■ **What you will do**: Count the lines containing "from". Give the number alone.

■ **Figure record extracts**:
-- begin --

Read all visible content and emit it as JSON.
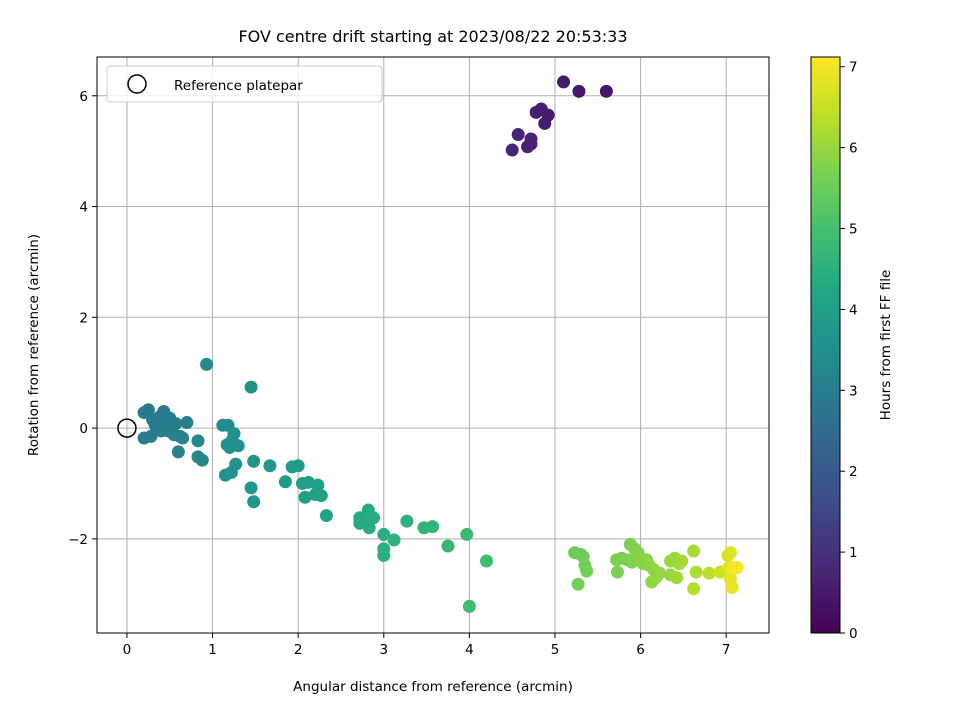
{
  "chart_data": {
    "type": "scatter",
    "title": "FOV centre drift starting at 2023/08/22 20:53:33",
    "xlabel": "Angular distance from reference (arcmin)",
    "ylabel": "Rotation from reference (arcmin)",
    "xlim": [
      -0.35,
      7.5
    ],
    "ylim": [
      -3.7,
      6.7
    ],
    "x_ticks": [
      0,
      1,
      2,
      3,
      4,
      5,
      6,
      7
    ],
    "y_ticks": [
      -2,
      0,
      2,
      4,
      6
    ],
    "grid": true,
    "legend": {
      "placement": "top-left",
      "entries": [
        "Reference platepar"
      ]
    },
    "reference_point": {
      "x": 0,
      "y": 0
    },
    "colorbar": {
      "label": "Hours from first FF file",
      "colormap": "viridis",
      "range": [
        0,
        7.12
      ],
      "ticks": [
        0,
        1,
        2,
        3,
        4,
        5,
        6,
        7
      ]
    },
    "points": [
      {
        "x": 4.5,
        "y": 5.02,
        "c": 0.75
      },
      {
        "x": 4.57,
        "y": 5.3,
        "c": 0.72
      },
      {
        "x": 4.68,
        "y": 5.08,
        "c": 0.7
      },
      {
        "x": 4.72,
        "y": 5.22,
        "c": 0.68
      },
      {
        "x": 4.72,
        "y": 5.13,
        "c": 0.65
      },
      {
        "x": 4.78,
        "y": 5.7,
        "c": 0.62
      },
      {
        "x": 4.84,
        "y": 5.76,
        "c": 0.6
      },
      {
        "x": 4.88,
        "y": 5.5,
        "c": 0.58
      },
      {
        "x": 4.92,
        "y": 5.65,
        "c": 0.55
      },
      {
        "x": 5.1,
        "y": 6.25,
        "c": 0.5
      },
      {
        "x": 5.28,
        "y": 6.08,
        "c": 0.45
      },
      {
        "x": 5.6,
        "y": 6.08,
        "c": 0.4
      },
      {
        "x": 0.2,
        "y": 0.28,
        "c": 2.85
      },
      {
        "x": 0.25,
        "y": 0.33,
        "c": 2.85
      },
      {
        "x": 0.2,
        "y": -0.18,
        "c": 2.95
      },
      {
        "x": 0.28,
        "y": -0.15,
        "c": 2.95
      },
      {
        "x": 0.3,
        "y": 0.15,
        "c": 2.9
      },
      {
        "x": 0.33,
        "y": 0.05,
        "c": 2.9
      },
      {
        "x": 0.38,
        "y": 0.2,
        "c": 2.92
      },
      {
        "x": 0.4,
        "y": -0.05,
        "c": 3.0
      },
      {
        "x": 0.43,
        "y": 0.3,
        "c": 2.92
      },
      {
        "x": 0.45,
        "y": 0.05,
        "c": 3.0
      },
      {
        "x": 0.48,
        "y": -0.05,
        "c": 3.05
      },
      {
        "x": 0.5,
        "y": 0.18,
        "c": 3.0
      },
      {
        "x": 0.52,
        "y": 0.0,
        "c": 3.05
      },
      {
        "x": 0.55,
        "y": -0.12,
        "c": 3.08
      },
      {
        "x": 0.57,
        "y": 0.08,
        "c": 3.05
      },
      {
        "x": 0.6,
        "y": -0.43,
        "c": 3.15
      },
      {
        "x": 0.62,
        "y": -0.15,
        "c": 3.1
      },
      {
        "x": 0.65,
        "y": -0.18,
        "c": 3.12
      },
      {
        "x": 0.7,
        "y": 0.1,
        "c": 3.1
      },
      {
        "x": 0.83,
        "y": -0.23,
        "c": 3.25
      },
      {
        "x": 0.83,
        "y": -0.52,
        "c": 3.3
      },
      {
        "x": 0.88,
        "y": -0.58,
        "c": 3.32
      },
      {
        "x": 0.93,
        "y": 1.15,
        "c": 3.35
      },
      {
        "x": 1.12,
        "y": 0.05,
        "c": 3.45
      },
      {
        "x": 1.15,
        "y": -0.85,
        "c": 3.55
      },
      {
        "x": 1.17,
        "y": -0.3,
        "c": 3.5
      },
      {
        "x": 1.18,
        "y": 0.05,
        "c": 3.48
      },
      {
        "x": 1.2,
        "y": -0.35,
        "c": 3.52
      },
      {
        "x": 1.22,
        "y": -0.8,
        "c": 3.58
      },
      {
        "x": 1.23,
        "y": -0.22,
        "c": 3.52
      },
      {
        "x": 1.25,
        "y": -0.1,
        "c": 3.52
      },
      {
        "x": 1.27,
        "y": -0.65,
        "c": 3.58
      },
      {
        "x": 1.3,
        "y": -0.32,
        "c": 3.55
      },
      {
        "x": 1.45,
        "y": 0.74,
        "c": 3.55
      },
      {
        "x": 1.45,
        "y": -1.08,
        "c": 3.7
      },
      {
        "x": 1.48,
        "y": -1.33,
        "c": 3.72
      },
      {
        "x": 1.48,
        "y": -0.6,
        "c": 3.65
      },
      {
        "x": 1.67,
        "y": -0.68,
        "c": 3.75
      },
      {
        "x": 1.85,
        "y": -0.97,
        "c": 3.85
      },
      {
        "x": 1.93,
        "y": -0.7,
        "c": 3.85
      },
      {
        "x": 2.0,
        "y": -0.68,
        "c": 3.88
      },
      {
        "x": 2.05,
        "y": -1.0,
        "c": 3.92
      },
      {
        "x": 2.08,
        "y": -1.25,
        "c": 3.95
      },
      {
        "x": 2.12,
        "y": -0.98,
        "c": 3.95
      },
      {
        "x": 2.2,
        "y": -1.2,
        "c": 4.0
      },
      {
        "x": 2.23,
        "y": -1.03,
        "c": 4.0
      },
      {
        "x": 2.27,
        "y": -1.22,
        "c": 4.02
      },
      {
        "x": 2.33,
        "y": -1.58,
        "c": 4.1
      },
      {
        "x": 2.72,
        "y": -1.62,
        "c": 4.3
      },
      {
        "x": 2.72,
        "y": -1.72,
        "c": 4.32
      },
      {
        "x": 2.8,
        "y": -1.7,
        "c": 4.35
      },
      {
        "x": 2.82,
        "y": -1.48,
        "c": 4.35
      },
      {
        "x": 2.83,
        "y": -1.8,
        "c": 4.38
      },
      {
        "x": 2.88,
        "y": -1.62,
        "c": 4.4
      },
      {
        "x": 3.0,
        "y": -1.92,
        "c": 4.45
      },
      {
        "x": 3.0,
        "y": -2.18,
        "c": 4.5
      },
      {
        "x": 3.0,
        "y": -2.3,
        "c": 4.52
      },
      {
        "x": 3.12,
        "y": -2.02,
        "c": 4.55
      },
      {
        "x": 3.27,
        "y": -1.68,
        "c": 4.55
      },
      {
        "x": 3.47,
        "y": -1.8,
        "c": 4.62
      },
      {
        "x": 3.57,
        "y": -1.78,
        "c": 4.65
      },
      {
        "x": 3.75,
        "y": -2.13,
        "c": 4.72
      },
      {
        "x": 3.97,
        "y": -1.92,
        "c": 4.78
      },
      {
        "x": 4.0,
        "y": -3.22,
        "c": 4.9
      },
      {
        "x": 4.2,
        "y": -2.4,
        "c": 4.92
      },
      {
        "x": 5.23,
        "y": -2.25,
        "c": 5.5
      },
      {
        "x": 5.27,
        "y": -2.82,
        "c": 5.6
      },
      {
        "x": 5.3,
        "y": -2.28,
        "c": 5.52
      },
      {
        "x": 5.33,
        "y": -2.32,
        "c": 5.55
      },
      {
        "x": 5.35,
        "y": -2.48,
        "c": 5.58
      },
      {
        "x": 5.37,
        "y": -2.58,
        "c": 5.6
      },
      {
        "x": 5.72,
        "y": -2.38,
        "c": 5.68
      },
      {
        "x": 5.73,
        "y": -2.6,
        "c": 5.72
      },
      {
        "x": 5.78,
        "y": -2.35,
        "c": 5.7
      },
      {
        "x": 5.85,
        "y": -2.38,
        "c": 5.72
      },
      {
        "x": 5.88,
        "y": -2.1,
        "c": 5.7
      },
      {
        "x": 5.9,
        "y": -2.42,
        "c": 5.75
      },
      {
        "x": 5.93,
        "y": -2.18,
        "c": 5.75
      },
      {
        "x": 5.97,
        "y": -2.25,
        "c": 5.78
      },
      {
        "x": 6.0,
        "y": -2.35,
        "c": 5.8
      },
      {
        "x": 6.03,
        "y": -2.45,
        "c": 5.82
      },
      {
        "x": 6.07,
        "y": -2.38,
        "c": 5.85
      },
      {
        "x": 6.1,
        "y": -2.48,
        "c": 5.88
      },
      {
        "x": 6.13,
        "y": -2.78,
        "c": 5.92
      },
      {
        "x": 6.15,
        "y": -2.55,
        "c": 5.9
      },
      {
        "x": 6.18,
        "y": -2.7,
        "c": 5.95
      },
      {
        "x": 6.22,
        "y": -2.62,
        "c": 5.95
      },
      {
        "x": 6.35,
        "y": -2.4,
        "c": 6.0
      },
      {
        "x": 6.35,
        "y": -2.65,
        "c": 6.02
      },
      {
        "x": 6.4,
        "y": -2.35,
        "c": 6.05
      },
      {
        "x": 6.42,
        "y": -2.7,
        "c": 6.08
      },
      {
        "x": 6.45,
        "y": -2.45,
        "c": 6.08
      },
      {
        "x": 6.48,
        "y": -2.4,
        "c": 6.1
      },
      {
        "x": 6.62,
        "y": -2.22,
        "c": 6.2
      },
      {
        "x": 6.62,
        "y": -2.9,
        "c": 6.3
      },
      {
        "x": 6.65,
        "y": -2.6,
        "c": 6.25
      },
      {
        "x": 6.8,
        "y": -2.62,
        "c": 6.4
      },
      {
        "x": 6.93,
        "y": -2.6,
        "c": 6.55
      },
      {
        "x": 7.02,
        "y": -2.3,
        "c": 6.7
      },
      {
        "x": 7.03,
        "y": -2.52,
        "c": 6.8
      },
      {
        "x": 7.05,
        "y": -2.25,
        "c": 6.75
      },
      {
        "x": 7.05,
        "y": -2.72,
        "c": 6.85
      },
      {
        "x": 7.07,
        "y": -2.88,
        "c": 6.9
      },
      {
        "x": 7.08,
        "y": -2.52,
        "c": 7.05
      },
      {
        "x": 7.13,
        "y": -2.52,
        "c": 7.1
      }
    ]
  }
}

-- end --

■ **Expected answer**: 3